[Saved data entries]

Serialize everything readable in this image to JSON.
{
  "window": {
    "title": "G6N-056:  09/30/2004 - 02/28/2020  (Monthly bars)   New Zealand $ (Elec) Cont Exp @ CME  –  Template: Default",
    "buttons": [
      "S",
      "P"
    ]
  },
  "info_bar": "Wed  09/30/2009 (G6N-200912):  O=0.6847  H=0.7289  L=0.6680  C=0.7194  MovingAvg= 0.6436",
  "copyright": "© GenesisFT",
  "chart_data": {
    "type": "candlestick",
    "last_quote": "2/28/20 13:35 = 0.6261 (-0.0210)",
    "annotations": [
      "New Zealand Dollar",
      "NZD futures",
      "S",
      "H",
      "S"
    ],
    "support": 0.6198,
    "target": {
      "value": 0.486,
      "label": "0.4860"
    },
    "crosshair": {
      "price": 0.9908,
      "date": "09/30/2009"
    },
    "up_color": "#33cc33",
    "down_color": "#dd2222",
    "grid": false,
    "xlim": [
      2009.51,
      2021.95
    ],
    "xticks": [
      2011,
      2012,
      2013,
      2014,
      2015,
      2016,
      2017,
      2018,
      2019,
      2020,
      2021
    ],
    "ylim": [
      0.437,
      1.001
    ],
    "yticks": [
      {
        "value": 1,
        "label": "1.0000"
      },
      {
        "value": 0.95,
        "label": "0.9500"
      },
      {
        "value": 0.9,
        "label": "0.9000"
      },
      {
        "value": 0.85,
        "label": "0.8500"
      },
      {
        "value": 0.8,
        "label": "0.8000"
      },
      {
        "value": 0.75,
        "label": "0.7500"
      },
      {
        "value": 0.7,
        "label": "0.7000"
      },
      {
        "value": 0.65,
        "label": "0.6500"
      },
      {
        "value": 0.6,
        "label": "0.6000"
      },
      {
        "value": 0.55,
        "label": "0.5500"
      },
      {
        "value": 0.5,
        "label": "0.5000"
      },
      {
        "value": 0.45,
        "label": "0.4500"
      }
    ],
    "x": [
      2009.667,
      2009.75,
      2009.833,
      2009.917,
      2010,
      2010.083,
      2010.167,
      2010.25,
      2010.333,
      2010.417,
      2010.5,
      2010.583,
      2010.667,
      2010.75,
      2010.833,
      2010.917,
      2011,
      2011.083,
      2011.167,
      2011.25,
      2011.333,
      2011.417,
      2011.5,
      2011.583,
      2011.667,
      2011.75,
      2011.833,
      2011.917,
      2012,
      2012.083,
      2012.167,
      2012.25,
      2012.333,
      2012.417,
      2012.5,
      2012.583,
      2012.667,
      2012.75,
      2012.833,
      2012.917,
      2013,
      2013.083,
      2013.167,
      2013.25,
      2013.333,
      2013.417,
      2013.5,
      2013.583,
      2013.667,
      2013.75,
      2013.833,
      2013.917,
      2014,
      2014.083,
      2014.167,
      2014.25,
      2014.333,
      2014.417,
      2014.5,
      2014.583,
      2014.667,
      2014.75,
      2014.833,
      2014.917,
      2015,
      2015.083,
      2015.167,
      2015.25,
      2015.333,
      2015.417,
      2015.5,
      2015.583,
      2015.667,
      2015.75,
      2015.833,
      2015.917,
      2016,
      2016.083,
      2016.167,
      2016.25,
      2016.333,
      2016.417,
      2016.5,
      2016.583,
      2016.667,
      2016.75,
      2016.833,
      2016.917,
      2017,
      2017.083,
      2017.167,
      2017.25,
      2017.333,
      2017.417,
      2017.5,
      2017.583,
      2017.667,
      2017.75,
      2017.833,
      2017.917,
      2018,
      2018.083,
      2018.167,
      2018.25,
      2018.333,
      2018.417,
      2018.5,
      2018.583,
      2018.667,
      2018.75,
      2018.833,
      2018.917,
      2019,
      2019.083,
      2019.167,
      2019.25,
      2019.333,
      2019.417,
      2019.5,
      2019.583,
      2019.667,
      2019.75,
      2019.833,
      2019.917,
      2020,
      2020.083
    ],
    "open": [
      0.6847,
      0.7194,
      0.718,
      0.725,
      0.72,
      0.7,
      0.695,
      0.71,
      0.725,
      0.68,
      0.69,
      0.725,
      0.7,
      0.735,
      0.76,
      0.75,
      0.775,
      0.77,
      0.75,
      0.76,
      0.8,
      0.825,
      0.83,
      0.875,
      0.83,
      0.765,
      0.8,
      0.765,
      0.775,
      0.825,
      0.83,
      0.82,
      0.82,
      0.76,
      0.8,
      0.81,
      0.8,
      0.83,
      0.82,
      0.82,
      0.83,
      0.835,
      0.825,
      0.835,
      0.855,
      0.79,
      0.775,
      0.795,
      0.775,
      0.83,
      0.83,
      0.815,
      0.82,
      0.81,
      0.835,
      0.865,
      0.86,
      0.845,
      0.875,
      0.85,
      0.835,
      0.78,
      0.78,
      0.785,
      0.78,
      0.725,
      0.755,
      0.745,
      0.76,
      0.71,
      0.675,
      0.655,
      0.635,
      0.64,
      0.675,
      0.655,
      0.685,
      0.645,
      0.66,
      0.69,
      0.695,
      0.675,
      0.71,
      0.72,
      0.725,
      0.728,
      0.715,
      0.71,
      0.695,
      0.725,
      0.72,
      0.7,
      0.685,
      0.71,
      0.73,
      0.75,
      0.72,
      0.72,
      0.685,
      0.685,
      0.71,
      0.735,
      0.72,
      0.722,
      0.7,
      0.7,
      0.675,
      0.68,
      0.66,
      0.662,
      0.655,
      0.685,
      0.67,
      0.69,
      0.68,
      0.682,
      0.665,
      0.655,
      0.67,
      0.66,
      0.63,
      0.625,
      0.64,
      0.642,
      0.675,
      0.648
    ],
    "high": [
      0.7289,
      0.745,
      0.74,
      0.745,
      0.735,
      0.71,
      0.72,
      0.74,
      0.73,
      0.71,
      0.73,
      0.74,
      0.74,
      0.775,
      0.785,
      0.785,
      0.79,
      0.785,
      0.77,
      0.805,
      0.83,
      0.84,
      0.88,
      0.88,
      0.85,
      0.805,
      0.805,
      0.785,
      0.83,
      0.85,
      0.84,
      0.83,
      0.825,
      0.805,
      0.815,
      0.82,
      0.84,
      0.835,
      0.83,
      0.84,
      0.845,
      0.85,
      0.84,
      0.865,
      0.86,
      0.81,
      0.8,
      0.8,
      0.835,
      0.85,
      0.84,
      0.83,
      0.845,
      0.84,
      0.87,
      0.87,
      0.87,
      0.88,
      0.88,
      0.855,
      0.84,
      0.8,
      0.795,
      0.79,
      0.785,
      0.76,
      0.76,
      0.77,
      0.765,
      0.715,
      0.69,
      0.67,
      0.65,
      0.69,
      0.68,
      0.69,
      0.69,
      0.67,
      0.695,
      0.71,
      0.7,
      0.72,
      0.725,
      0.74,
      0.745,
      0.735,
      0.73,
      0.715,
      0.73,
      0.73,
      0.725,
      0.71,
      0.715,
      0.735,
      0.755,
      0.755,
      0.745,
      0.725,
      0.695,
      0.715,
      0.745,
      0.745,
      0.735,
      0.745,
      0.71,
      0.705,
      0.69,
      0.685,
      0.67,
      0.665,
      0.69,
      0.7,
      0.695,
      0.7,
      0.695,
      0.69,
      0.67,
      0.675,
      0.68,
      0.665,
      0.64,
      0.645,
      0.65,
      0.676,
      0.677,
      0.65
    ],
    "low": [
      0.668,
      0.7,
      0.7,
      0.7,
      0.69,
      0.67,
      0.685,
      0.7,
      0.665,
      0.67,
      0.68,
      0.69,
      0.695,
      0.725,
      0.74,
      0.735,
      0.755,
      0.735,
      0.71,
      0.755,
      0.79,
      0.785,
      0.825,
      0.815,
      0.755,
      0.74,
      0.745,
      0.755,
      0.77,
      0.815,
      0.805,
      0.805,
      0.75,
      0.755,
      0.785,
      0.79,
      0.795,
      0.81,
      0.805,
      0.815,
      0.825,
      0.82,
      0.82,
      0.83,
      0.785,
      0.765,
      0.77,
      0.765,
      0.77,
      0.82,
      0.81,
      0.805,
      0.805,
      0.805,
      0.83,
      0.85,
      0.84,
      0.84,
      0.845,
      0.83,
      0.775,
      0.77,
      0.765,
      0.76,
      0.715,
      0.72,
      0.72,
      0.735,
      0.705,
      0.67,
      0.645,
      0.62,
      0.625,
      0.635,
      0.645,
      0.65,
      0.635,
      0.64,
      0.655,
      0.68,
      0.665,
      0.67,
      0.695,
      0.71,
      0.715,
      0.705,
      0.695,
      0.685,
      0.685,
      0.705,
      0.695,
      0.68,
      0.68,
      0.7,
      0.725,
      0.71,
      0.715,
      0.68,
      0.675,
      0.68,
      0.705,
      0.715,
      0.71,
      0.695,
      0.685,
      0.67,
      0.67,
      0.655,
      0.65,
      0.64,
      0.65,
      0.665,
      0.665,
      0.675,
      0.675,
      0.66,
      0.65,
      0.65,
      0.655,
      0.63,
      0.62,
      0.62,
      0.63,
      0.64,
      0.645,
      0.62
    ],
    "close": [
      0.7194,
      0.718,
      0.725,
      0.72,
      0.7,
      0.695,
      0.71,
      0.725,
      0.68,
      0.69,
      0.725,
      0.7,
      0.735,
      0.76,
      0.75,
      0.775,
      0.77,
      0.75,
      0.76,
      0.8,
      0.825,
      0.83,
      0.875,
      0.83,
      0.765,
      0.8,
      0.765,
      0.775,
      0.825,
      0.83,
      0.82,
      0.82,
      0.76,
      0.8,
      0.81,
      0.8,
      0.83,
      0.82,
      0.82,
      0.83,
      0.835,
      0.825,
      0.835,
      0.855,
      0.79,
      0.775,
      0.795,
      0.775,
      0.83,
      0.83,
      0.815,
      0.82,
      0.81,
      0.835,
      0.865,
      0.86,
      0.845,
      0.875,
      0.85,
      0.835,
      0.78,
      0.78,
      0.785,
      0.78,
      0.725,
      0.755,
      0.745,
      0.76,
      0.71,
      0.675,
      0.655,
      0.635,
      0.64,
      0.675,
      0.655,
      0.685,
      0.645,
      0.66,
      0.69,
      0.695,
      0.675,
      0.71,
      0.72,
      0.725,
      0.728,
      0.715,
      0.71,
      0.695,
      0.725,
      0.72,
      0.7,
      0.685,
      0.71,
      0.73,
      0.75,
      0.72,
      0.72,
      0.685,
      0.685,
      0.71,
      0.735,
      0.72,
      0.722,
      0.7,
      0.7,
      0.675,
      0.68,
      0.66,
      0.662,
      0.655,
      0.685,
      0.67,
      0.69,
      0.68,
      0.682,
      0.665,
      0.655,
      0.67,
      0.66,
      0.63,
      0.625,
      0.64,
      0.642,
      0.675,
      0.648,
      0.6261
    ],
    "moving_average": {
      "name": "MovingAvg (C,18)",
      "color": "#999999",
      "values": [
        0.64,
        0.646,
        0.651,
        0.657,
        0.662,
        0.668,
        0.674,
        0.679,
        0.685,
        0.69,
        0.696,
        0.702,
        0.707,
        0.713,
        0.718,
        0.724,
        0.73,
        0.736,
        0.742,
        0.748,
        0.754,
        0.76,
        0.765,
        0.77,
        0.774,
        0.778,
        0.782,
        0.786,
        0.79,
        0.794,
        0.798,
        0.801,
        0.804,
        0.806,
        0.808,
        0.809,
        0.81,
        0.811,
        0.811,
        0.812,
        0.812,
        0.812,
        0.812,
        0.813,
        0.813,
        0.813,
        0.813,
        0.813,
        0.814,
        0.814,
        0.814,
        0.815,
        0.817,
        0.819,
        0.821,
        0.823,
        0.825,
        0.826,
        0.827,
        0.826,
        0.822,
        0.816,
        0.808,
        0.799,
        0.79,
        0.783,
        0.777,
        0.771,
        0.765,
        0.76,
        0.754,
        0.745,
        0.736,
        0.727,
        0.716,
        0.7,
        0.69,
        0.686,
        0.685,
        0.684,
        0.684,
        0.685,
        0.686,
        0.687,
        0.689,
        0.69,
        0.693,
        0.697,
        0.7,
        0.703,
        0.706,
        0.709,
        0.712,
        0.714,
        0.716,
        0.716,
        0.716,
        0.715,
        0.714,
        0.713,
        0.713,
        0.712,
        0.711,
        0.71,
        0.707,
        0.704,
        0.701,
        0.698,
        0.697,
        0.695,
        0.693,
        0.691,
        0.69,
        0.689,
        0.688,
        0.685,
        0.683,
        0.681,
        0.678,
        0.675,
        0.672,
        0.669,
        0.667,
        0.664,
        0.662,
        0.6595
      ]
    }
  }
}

Exercise directions:
Your answer should be a single number: the count of lines in the entries that contain "Zealand".

Output of the exercise:
2